Locate each line below that includes "composées" and reproduce it.

> _EXCERPTED DATA_
____________

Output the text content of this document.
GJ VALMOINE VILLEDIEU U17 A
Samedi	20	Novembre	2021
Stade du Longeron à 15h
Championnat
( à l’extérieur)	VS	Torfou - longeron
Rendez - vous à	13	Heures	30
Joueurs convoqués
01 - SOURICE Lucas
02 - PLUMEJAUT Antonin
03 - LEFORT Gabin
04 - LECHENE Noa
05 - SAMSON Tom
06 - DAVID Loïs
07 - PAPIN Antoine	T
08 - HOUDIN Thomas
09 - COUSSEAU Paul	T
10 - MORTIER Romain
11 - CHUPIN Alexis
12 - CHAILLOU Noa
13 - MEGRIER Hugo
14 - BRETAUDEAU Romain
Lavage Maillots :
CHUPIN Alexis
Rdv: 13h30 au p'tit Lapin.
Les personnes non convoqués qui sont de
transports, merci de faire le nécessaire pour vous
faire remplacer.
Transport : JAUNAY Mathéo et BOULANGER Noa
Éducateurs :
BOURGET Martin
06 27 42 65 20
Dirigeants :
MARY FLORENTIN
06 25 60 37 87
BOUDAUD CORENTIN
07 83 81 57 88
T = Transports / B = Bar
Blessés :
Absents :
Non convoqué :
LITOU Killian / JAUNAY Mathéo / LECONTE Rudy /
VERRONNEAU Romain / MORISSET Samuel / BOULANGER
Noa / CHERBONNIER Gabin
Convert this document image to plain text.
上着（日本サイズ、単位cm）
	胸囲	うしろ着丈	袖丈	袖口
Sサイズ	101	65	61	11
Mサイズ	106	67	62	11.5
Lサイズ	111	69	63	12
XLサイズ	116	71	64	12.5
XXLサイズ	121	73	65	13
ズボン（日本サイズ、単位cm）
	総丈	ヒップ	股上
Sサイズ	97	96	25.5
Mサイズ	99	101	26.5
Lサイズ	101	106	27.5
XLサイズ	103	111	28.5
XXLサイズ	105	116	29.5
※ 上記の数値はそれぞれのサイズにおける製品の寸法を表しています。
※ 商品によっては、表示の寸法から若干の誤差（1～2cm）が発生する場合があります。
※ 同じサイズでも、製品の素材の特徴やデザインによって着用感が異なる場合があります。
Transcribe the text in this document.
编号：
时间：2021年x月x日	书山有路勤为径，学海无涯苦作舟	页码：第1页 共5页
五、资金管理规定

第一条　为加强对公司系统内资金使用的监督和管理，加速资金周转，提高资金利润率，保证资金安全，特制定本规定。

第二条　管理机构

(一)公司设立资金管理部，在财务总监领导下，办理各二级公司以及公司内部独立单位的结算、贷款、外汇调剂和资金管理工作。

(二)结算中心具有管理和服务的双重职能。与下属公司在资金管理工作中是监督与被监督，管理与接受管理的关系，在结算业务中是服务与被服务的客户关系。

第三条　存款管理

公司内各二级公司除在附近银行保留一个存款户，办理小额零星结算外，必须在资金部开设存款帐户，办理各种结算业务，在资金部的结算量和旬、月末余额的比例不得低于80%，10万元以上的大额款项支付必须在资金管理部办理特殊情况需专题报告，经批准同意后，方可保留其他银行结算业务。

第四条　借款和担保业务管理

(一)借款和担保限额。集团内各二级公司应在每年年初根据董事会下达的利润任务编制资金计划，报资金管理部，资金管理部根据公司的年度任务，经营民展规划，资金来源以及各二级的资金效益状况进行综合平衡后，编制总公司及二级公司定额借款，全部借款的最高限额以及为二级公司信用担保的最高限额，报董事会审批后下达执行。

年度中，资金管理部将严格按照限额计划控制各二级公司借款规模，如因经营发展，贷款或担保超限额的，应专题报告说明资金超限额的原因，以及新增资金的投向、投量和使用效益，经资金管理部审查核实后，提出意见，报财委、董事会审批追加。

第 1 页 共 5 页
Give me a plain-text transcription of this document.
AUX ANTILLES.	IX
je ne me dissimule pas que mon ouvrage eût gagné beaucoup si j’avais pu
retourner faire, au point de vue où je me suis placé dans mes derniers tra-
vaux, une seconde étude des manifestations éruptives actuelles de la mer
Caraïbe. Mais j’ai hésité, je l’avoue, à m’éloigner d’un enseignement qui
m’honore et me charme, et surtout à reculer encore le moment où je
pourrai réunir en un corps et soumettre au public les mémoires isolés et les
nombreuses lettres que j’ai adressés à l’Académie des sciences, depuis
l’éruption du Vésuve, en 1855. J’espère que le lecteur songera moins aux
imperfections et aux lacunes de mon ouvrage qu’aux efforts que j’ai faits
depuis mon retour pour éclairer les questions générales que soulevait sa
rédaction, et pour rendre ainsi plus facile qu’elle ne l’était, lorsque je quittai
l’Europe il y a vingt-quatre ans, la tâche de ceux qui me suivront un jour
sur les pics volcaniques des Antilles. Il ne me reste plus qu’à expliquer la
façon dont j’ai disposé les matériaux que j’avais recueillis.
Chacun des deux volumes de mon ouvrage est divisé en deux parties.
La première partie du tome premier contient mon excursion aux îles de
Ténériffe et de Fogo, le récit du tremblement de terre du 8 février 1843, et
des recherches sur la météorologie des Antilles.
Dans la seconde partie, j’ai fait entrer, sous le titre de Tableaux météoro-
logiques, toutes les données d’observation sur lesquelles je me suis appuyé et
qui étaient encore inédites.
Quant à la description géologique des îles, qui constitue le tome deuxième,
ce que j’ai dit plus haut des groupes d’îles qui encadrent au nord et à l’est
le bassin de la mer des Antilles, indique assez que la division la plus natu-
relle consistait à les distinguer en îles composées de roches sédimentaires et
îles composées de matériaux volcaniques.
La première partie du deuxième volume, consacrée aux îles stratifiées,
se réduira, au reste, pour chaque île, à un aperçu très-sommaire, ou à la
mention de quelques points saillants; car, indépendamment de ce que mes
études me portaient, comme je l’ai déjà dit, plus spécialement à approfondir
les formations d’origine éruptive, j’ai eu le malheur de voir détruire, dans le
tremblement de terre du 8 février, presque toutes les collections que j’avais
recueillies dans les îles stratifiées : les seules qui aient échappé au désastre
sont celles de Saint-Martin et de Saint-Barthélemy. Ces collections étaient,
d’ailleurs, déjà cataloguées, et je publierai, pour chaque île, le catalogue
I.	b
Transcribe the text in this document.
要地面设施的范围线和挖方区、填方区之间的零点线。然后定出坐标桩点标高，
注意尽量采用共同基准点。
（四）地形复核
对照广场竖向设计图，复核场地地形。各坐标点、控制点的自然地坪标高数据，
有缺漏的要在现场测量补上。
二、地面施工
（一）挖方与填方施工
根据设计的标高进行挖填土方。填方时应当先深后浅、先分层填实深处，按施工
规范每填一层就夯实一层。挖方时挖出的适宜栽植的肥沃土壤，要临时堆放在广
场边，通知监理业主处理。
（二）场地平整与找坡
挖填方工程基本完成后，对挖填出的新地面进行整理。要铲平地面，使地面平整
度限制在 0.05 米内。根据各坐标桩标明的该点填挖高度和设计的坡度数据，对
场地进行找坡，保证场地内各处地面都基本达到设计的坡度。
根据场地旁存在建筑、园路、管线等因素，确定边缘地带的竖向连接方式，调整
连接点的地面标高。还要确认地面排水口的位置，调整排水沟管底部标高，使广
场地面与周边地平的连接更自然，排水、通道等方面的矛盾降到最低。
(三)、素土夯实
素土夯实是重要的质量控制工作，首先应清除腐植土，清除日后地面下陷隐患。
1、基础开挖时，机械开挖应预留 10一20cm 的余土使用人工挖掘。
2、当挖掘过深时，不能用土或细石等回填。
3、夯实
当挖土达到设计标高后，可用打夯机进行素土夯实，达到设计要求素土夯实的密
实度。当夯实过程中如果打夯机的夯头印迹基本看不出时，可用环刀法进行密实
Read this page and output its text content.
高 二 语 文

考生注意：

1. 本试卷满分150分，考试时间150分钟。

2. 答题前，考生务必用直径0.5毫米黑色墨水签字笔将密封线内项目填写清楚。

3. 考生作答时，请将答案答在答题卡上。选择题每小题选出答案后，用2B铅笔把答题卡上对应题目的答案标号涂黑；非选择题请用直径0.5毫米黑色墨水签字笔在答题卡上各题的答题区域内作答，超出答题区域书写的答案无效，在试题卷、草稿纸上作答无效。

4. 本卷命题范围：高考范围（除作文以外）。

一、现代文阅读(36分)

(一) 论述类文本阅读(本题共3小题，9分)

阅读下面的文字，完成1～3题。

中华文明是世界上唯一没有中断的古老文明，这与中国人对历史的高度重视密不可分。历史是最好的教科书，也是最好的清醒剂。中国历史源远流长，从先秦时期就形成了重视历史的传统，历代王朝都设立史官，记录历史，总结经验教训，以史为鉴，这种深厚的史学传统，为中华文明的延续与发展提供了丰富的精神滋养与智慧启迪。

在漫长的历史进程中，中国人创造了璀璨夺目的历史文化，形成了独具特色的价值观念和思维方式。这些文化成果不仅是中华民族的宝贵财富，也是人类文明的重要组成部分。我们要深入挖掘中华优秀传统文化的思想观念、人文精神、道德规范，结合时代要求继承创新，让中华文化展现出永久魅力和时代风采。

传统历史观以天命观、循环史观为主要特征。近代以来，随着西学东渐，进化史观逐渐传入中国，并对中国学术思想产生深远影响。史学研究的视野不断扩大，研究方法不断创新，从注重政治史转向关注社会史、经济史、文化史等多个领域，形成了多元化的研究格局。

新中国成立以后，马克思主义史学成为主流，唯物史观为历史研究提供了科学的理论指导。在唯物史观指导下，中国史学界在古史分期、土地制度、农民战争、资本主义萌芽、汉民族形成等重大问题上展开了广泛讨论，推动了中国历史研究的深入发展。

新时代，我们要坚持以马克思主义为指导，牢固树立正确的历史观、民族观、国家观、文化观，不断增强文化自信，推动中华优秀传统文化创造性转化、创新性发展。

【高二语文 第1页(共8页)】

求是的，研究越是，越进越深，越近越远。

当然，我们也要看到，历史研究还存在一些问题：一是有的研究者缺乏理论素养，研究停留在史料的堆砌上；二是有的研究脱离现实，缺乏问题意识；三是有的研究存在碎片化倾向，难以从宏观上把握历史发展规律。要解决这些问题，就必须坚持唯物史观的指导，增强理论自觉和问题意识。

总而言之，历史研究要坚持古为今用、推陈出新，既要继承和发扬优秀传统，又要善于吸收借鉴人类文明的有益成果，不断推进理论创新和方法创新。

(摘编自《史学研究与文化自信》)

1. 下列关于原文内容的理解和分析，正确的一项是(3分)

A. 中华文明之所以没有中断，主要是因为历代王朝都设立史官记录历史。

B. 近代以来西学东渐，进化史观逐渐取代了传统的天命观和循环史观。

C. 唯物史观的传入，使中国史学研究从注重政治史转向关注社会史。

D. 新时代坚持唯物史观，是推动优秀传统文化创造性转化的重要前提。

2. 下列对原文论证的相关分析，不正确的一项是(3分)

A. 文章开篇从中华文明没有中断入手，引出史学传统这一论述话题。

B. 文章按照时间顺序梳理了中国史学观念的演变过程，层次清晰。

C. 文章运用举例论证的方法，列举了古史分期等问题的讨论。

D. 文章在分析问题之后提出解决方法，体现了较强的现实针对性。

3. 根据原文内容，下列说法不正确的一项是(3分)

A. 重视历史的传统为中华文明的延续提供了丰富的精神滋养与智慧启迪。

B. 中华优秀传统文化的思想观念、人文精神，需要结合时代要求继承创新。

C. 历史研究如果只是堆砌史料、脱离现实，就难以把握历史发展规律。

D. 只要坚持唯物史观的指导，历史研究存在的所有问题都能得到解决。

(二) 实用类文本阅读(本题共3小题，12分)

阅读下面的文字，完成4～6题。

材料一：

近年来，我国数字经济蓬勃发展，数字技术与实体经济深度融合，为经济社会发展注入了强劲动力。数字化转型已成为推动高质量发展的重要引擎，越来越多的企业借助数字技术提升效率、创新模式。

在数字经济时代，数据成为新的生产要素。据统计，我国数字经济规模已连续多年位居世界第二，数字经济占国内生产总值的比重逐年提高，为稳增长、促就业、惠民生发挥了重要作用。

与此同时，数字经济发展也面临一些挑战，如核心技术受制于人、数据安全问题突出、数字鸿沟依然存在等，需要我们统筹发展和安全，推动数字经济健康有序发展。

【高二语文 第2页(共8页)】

____________

> _IN RESPONSE_
relle consistait à les distinguer en îles composées de roches sédimentaires et
îles composées de matériaux volcaniques.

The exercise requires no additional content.